#### WORK INSTRUCTIONS
Give back the whole listing exactly as shown.

#### SUPPLIED DATA
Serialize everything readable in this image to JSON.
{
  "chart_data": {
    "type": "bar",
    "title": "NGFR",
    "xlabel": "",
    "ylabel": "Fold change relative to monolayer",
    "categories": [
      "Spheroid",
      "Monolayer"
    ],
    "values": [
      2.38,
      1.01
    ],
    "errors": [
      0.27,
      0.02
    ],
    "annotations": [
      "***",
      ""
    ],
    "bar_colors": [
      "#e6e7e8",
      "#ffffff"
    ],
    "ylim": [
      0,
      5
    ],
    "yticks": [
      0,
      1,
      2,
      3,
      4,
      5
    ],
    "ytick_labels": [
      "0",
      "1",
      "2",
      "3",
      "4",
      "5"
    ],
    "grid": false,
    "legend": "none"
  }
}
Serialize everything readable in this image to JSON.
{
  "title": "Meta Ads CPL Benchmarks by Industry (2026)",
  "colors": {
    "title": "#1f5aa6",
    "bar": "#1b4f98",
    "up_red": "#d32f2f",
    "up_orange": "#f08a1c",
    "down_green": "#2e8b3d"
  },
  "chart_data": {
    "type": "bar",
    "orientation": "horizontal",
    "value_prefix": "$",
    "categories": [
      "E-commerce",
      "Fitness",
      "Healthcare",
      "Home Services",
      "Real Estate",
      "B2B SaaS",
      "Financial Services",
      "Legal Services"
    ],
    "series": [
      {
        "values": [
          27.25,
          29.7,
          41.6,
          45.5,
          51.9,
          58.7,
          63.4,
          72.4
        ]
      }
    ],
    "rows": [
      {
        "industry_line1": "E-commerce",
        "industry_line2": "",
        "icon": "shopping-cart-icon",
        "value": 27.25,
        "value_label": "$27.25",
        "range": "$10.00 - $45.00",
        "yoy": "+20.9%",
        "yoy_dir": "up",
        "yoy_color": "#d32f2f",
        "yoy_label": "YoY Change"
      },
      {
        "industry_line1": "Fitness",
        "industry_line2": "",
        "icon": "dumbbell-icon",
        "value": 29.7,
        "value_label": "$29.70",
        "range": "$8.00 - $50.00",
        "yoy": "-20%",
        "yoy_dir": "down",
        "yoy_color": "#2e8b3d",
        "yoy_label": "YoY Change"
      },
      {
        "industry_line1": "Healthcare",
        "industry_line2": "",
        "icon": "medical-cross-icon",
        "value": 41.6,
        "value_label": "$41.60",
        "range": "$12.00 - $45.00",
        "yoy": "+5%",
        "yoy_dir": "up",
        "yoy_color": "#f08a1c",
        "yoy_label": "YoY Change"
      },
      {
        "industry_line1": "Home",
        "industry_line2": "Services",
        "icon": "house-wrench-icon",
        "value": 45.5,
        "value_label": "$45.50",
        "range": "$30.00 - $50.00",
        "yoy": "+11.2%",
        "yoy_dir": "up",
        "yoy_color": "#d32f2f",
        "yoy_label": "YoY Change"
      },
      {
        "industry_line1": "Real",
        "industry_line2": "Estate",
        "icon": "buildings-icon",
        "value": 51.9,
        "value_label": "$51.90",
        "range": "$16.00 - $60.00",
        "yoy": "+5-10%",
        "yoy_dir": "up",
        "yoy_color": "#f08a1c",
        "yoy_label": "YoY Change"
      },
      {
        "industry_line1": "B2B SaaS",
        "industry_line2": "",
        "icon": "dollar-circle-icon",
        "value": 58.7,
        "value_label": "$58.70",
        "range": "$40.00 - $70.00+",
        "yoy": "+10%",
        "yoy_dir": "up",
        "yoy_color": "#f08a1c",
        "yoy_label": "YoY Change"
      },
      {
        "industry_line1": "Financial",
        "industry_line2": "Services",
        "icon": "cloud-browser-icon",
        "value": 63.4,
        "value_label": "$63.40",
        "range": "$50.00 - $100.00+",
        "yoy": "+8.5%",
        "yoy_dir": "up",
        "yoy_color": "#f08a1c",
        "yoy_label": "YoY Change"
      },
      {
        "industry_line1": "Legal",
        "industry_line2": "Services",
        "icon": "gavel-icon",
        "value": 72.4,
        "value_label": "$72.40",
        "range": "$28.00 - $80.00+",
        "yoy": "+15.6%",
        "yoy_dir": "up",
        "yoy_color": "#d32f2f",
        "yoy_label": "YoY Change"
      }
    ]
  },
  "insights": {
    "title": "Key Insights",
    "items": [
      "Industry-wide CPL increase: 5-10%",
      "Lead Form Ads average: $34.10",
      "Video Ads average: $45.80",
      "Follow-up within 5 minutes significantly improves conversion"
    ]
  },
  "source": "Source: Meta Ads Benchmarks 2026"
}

#### EXPECTED OUTPUT
Serialize everything readable in this image to JSON.
{
  "chart_data": {
    "type": "bar",
    "title": "NGFR",
    "xlabel": "",
    "ylabel": "Fold change relative to monolayer",
    "categories": [
      "Spheroid",
      "Monolayer"
    ],
    "values": [
      2.38,
      1.01
    ],
    "errors": [
      0.27,
      0.02
    ],
    "annotations": [
      "***",
      ""
    ],
    "bar_colors": [
      "#e6e7e8",
      "#ffffff"
    ],
    "ylim": [
      0,
      5
    ],
    "yticks": [
      0,
      1,
      2,
      3,
      4,
      5
    ],
    "ytick_labels": [
      "0",
      "1",
      "2",
      "3",
      "4",
      "5"
    ],
    "grid": false,
    "legend": "none"
  }
}
Serialize everything readable in this image to JSON.
{
  "title": "Meta Ads CPL Benchmarks by Industry (2026)",
  "colors": {
    "title": "#1f5aa6",
    "bar": "#1b4f98",
    "up_red": "#d32f2f",
    "up_orange": "#f08a1c",
    "down_green": "#2e8b3d"
  },
  "chart_data": {
    "type": "bar",
    "orientation": "horizontal",
    "value_prefix": "$",
    "categories": [
      "E-commerce",
      "Fitness",
      "Healthcare",
      "Home Services",
      "Real Estate",
      "B2B SaaS",
      "Financial Services",
      "Legal Services"
    ],
    "series": [
      {
        "values": [
          27.25,
          29.7,
          41.6,
          45.5,
          51.9,
          58.7,
          63.4,
          72.4
        ]
      }
    ],
    "rows": [
      {
        "industry_line1": "E-commerce",
        "industry_line2": "",
        "icon": "shopping-cart-icon",
        "value": 27.25,
        "value_label": "$27.25",
        "range": "$10.00 - $45.00",
        "yoy": "+20.9%",
        "yoy_dir": "up",
        "yoy_color": "#d32f2f",
        "yoy_label": "YoY Change"
      },
      {
        "industry_line1": "Fitness",
        "industry_line2": "",
        "icon": "dumbbell-icon",
        "value": 29.7,
        "value_label": "$29.70",
        "range": "$8.00 - $50.00",
        "yoy": "-20%",
        "yoy_dir": "down",
        "yoy_color": "#2e8b3d",
        "yoy_label": "YoY Change"
      },
      {
        "industry_line1": "Healthcare",
        "industry_line2": "",
        "icon": "medical-cross-icon",
        "value": 41.6,
        "value_label": "$41.60",
        "range": "$12.00 - $45.00",
        "yoy": "+5%",
        "yoy_dir": "up",
        "yoy_color": "#f08a1c",
        "yoy_label": "YoY Change"
      },
      {
        "industry_line1": "Home",
        "industry_line2": "Services",
        "icon": "house-wrench-icon",
        "value": 45.5,
        "value_label": "$45.50",
        "range": "$30.00 - $50.00",
        "yoy": "+11.2%",
        "yoy_dir": "up",
        "yoy_color": "#d32f2f",
        "yoy_label": "YoY Change"
      },
      {
        "industry_line1": "Real",
        "industry_line2": "Estate",
        "icon": "buildings-icon",
        "value": 51.9,
        "value_label": "$51.90",
        "range": "$16.00 - $60.00",
        "yoy": "+5-10%",
        "yoy_dir": "up",
        "yoy_color": "#f08a1c",
        "yoy_label": "YoY Change"
      },
      {
        "industry_line1": "B2B SaaS",
        "industry_line2": "",
        "icon": "dollar-circle-icon",
        "value": 58.7,
        "value_label": "$58.70",
        "range": "$40.00 - $70.00+",
        "yoy": "+10%",
        "yoy_dir": "up",
        "yoy_color": "#f08a1c",
        "yoy_label": "YoY Change"
      },
      {
        "industry_line1": "Financial",
        "industry_line2": "Services",
        "icon": "cloud-browser-icon",
        "value": 63.4,
        "value_label": "$63.40",
        "range": "$50.00 - $100.00+",
        "yoy": "+8.5%",
        "yoy_dir": "up",
        "yoy_color": "#f08a1c",
        "yoy_label": "YoY Change"
      },
      {
        "industry_line1": "Legal",
        "industry_line2": "Services",
        "icon": "gavel-icon",
        "value": 72.4,
        "value_label": "$72.40",
        "range": "$28.00 - $80.00+",
        "yoy": "+15.6%",
        "yoy_dir": "up",
        "yoy_color": "#d32f2f",
        "yoy_label": "YoY Change"
      }
    ]
  },
  "insights": {
    "title": "Key Insights",
    "items": [
      "Industry-wide CPL increase: 5-10%",
      "Lead Form Ads average: $34.10",
      "Video Ads average: $45.80",
      "Follow-up within 5 minutes significantly improves conversion"
    ]
  },
  "source": "Source: Meta Ads Benchmarks 2026"
}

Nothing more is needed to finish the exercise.